--- START SELECTION ---
- Born: 22 February 2007 (age 19) Klin, Russia
- Height: 6 ft 2 in (188 cm)
- Weight: 176 lb (80 kg; 12 st 8 lb)
- Position: Right wing
- Shoots: Left
- KHL team: Salavat Yulaev Ufa
- NHL draft: 34th overall, 2025 Montreal Canadiens

= Alexander Zharovsky =

Russian ice hockey player

Alexander Sergeevich Zharovsky (Александр Сергеевич Жаровский; born 22 February 2007) is a Russian professional ice hockey player who is a right winger for Salavat Yulaev Ufa of the Kontinental Hockey League (KHL). He was selected in the second round, 34th overall, by the Montreal Canadiens in the 2025 NHL entry draft.

==Playing career==
===Russia===
During the course of the 2024–25 Junior Hockey League (MHL) season, Zharovsky played for Tolpar Ufa where he finished as their top scorer and was named as the MHL's Best Rookie. He then made his Kontinental Hockey League (KHL) debut with Salavat Yulaev Ufa amidst the Gagarin Cup playoffs on 21 April 2025. That June, Zharovsky was selected 34th overall in the 2025 NHL entry draft by the Montreal Canadiens.

Graduating to the KHL ranks full-time for the 2025–26 season, his exceptional play was rewarded with selection to the annual league All-Star Game along with Alexei Cherepanov Award honours as Rookie of the Year. Zharovsky's 42 points (16 goals, 26 assists) established a new scoring record by an under-19 skater, surpassing the previous mark set by Eeli Tolvanen (36) in 2017–18.

==Personal life==
Zharovsky was born in Klin and has been friends with fellow Canadiens draftee Ivan Demidov since childhood.
--- END SELECTION ---
- REQUIREMENT: Quote the passage of the profile of Alexander Zharovsky starting with "Graduating to the" and going on through "Demidov since childhood.".
--- START DATA SHOWN ---
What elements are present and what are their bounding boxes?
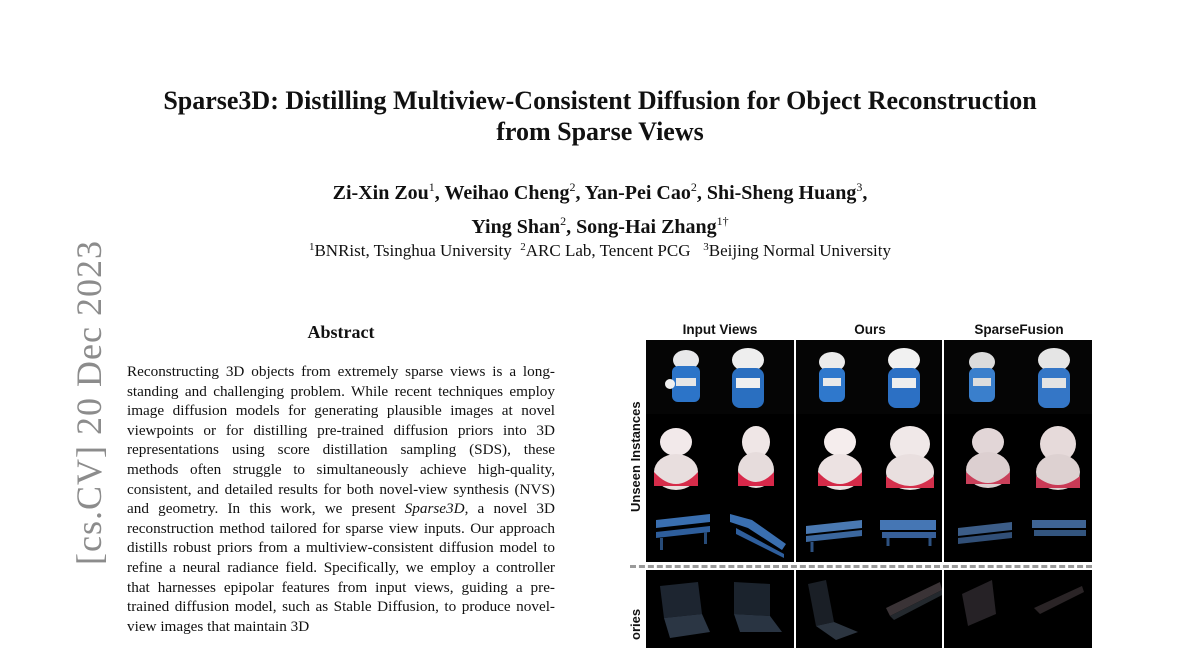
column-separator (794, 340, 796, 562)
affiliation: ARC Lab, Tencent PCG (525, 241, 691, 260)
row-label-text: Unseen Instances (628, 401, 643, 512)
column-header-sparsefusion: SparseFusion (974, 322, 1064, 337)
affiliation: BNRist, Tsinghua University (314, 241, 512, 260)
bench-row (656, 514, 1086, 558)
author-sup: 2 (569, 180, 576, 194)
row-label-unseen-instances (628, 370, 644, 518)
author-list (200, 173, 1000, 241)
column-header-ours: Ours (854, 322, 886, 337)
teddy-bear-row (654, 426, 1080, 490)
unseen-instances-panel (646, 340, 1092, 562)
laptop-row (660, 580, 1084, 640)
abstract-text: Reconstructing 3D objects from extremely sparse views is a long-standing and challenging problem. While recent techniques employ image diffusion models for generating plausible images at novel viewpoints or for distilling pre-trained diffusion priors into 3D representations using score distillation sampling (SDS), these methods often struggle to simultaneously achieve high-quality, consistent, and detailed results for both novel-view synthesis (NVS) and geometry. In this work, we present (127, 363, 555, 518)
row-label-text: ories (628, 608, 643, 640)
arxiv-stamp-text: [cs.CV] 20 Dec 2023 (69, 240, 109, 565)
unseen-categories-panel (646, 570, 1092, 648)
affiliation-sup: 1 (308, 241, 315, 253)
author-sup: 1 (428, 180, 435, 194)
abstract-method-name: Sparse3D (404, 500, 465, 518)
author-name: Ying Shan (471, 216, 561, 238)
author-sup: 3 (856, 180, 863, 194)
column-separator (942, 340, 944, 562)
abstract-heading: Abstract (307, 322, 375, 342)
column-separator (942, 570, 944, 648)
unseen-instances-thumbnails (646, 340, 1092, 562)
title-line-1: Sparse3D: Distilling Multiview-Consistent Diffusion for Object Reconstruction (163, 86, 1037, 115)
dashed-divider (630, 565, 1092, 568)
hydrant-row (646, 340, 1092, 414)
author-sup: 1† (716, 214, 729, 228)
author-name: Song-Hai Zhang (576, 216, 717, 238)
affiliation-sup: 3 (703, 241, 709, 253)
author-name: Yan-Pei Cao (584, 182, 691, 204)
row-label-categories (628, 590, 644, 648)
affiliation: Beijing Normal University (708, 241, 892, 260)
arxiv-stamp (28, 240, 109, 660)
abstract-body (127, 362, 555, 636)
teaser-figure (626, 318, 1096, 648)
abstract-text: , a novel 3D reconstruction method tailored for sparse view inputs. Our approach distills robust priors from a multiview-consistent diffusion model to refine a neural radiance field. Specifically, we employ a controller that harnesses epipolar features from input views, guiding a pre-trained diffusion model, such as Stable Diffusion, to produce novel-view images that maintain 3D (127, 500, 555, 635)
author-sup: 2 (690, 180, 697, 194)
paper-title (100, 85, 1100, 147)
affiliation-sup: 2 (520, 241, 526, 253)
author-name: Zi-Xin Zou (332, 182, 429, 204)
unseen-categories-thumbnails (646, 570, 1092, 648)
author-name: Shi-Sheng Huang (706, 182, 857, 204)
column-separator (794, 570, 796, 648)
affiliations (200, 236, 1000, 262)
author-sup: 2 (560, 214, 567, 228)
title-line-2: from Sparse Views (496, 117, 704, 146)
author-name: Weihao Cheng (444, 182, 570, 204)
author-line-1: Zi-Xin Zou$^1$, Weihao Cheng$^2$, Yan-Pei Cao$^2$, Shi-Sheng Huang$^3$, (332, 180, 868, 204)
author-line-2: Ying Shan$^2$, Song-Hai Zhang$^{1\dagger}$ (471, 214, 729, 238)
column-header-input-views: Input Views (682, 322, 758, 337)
--- END DATA SHOWN ---
--- START DATA SHOWN ---
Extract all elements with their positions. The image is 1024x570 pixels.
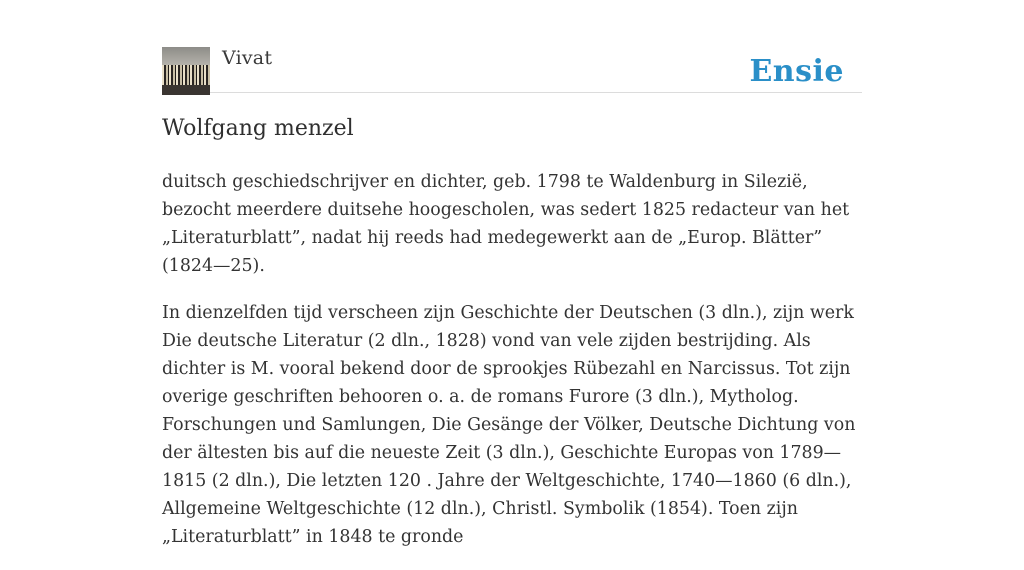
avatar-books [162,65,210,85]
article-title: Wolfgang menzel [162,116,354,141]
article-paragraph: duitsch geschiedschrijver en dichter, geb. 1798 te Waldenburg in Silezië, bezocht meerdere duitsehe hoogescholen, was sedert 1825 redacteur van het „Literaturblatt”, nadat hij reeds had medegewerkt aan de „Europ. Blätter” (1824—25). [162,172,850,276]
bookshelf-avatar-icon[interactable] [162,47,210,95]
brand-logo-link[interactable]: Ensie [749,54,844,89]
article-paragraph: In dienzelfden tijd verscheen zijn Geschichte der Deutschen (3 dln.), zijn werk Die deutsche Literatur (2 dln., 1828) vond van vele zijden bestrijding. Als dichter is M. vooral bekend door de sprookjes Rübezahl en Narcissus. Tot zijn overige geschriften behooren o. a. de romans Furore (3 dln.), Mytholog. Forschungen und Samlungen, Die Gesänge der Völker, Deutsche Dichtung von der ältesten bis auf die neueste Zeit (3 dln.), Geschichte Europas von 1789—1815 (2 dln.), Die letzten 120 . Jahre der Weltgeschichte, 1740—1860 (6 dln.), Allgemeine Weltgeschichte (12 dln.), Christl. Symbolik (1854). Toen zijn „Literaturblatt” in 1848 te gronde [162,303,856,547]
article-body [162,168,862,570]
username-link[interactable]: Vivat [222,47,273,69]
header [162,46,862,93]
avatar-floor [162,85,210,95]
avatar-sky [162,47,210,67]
--- END DATA SHOWN ---
- SOLUTION BELOW:
Graduating to the KHL ranks full-time for the 2025–26 season, his exceptional play was rewarded with selection to the annual league All-Star Game along with Alexei Cherepanov Award honours as Rookie of the Year. Zharovsky's 42 points (16 goals, 26 assists) established a new scoring record by an under-19 skater, surpassing the previous mark set by Eeli Tolvanen (36) in 2017–18.

==Personal life==
Zharovsky was born in Klin and has been friends with fellow Canadiens draftee Ivan Demidov since childhood.